--- Start Dataset content ---

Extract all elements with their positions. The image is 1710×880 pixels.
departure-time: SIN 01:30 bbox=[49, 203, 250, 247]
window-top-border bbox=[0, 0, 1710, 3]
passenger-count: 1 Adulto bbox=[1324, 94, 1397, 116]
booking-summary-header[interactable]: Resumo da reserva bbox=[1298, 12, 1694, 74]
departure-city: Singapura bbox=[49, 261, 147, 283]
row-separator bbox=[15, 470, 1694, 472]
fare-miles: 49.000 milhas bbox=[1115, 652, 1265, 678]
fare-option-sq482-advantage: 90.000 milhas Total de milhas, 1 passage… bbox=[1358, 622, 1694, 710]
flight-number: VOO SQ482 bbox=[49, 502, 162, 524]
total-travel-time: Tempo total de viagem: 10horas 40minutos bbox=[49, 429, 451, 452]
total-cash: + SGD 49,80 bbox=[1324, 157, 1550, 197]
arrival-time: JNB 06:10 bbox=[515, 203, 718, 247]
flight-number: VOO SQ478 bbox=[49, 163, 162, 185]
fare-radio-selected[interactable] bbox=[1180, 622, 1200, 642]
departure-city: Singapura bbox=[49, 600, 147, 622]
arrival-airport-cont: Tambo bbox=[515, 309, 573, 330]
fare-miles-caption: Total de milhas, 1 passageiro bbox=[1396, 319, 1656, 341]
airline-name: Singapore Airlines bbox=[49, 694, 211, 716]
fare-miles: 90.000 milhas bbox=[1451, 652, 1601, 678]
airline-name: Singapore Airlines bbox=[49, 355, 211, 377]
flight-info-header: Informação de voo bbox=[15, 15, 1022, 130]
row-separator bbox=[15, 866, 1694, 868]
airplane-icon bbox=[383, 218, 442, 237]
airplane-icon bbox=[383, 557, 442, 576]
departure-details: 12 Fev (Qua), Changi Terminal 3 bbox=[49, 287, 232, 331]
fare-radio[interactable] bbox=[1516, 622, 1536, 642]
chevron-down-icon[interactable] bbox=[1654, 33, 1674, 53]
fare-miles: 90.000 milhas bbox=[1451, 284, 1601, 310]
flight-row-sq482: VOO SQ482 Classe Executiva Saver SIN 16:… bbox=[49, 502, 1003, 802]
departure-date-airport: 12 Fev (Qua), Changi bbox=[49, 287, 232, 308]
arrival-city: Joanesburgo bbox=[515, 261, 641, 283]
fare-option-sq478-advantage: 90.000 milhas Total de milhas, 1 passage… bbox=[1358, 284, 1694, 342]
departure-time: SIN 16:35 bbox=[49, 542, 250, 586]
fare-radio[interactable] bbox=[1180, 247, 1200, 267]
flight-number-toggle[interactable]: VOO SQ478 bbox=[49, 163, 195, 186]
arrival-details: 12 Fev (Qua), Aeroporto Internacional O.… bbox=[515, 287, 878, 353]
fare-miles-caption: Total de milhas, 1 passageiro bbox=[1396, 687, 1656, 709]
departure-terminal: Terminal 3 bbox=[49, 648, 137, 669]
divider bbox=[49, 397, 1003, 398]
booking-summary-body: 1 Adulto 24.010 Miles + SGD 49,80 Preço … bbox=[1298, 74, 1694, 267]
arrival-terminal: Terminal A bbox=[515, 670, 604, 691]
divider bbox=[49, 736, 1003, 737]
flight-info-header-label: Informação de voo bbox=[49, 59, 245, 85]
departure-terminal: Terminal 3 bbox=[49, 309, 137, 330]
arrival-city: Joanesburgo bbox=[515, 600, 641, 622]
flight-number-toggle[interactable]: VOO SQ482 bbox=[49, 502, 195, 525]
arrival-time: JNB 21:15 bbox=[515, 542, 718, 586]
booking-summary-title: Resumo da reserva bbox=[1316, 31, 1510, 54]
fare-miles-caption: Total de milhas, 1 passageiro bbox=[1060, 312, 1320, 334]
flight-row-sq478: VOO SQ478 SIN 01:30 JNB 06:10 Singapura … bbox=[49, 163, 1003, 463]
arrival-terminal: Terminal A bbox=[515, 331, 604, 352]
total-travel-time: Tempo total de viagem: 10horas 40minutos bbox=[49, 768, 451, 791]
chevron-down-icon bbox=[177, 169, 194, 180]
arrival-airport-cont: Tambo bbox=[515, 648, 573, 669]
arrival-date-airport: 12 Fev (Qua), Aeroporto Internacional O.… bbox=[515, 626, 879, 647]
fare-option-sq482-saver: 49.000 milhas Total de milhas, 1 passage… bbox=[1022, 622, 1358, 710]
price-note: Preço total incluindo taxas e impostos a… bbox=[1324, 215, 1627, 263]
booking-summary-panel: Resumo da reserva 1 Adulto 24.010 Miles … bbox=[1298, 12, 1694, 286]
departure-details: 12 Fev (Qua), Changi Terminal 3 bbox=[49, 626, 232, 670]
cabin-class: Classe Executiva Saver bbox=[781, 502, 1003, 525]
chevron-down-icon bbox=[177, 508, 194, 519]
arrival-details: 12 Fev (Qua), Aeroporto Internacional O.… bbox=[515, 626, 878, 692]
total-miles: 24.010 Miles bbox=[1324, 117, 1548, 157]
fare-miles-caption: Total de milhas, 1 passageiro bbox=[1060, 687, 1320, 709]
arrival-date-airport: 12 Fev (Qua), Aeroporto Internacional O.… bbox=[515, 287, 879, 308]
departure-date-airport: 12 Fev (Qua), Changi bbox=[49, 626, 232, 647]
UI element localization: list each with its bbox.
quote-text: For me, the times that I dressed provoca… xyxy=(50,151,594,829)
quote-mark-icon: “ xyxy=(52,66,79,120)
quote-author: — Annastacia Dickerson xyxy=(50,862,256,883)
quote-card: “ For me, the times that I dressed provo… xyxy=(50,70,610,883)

--- End Dataset content ---

Exercise description: Write out every line above as a JSON list of strings, one string per line, leaving out any blank lines.

Solution to the problem:
[
  "Extract all elements with their positions. The image is 1710×880 pixels.",
  "departure-time: SIN 01:30 bbox=[49, 203, 250, 247]",
  "window-top-border bbox=[0, 0, 1710, 3]",
  "passenger-count: 1 Adulto bbox=[1324, 94, 1397, 116]",
  "booking-summary-header[interactable]: Resumo da reserva bbox=[1298, 12, 1694, 74]",
  "departure-city: Singapura bbox=[49, 261, 147, 283]",
  "row-separator bbox=[15, 470, 1694, 472]",
  "fare-miles: 49.000 milhas bbox=[1115, 652, 1265, 678]",
  "fare-option-sq482-advantage: 90.000 milhas Total de milhas, 1 passage… bbox=[1358, 622, 1694, 710]",
  "flight-number: VOO SQ482 bbox=[49, 502, 162, 524]",
  "total-travel-time: Tempo total de viagem: 10horas 40minutos bbox=[49, 429, 451, 452]",
  "total-cash: + SGD 49,80 bbox=[1324, 157, 1550, 197]",
  "arrival-time: JNB 06:10 bbox=[515, 203, 718, 247]",
  "flight-number: VOO SQ478 bbox=[49, 163, 162, 185]",
  "fare-radio-selected[interactable] bbox=[1180, 622, 1200, 642]",
  "departure-city: Singapura bbox=[49, 600, 147, 622]",
  "arrival-airport-cont: Tambo bbox=[515, 309, 573, 330]",
  "fare-miles-caption: Total de milhas, 1 passageiro bbox=[1396, 319, 1656, 341]",
  "airline-name: Singapore Airlines bbox=[49, 694, 211, 716]",
  "fare-miles: 90.000 milhas bbox=[1451, 652, 1601, 678]",
  "airline-name: Singapore Airlines bbox=[49, 355, 211, 377]",
  "flight-info-header: Informação de voo bbox=[15, 15, 1022, 130]",
  "row-separator bbox=[15, 866, 1694, 868]",
  "airplane-icon bbox=[383, 218, 442, 237]",
  "airplane-icon bbox=[383, 557, 442, 576]",
  "departure-details: 12 Fev (Qua), Changi Terminal 3 bbox=[49, 287, 232, 331]",
  "fare-radio[interactable] bbox=[1516, 622, 1536, 642]",
  "chevron-down-icon[interactable] bbox=[1654, 33, 1674, 53]",
  "fare-miles: 90.000 milhas bbox=[1451, 284, 1601, 310]",
  "flight-row-sq482: VOO SQ482 Classe Executiva Saver SIN 16:… bbox=[49, 502, 1003, 802]",
  "departure-date-airport: 12 Fev (Qua), Changi bbox=[49, 287, 232, 308]",
  "arrival-city: Joanesburgo bbox=[515, 261, 641, 283]",
  "fare-option-sq478-advantage: 90.000 milhas Total de milhas, 1 passage… bbox=[1358, 284, 1694, 342]",
  "departure-time: SIN 16:35 bbox=[49, 542, 250, 586]",
  "fare-radio[interactable] bbox=[1180, 247, 1200, 267]",
  "flight-number-toggle[interactable]: VOO SQ478 bbox=[49, 163, 195, 186]",
  "arrival-details: 12 Fev (Qua), Aeroporto Internacional O.… bbox=[515, 287, 878, 353]",
  "fare-miles-caption: Total de milhas, 1 passageiro bbox=[1396, 687, 1656, 709]",
  "departure-terminal: Terminal 3 bbox=[49, 648, 137, 669]",
  "divider bbox=[49, 397, 1003, 398]",
  "booking-summary-body: 1 Adulto 24.010 Miles + SGD 49,80 Preço … bbox=[1298, 74, 1694, 267]",
  "arrival-terminal: Terminal A bbox=[515, 670, 604, 691]",
  "divider bbox=[49, 736, 1003, 737]",
  "flight-info-header-label: Informação de voo bbox=[49, 59, 245, 85]",
  "departure-terminal: Terminal 3 bbox=[49, 309, 137, 330]",
  "arrival-city: Joanesburgo bbox=[515, 600, 641, 622]",
  "flight-number-toggle[interactable]: VOO SQ482 bbox=[49, 502, 195, 525]",
  "arrival-time: JNB 21:15 bbox=[515, 542, 718, 586]",
  "booking-summary-title: Resumo da reserva bbox=[1316, 31, 1510, 54]",
  "fare-miles-caption: Total de milhas, 1 passageiro bbox=[1060, 312, 1320, 334]",
  "flight-row-sq478: VOO SQ478 SIN 01:30 JNB 06:10 Singapura … bbox=[49, 163, 1003, 463]",
  "arrival-terminal: Terminal A bbox=[515, 331, 604, 352]",
  "total-travel-time: Tempo total de viagem: 10horas 40minutos bbox=[49, 768, 451, 791]",
  "chevron-down-icon bbox=[177, 169, 194, 180]",
  "arrival-airport-cont: Tambo bbox=[515, 648, 573, 669]",
  "arrival-date-airport: 12 Fev (Qua), Aeroporto Internacional O.… bbox=[515, 626, 879, 647]",
  "fare-option-sq482-saver: 49.000 milhas Total de milhas, 1 passage… bbox=[1022, 622, 1358, 710]",
  "price-note: Preço total incluindo taxas e impostos a… bbox=[1324, 215, 1627, 263]",
  "booking-summary-panel: Resumo da reserva 1 Adulto 24.010 Miles … bbox=[1298, 12, 1694, 286]",
  "departure-details: 12 Fev (Qua), Changi Terminal 3 bbox=[49, 626, 232, 670]",
  "cabin-class: Classe Executiva Saver bbox=[781, 502, 1003, 525]",
  "chevron-down-icon bbox=[177, 508, 194, 519]",
  "arrival-details: 12 Fev (Qua), Aeroporto Internacional O.… bbox=[515, 626, 878, 692]",
  "total-miles: 24.010 Miles bbox=[1324, 117, 1548, 157]",
  "fare-miles-caption: Total de milhas, 1 passageiro bbox=[1060, 687, 1320, 709]",
  "arrival-date-airport: 12 Fev (Qua), Aeroporto Internacional O.… bbox=[515, 287, 879, 308]",
  "departure-date-airport: 12 Fev (Qua), Changi bbox=[49, 626, 232, 647]",
  "UI element localization: list each with its bbox.",
  "quote-text: For me, the times that I dressed provoca… xyxy=(50,151,594,829)",
  "quote-mark-icon: “ xyxy=(52,66,79,120)",
  "quote-author: — Annastacia Dickerson xyxy=(50,862,256,883)",
  "quote-card: “ For me, the times that I dressed provo… xyxy=(50,70,610,883)"
]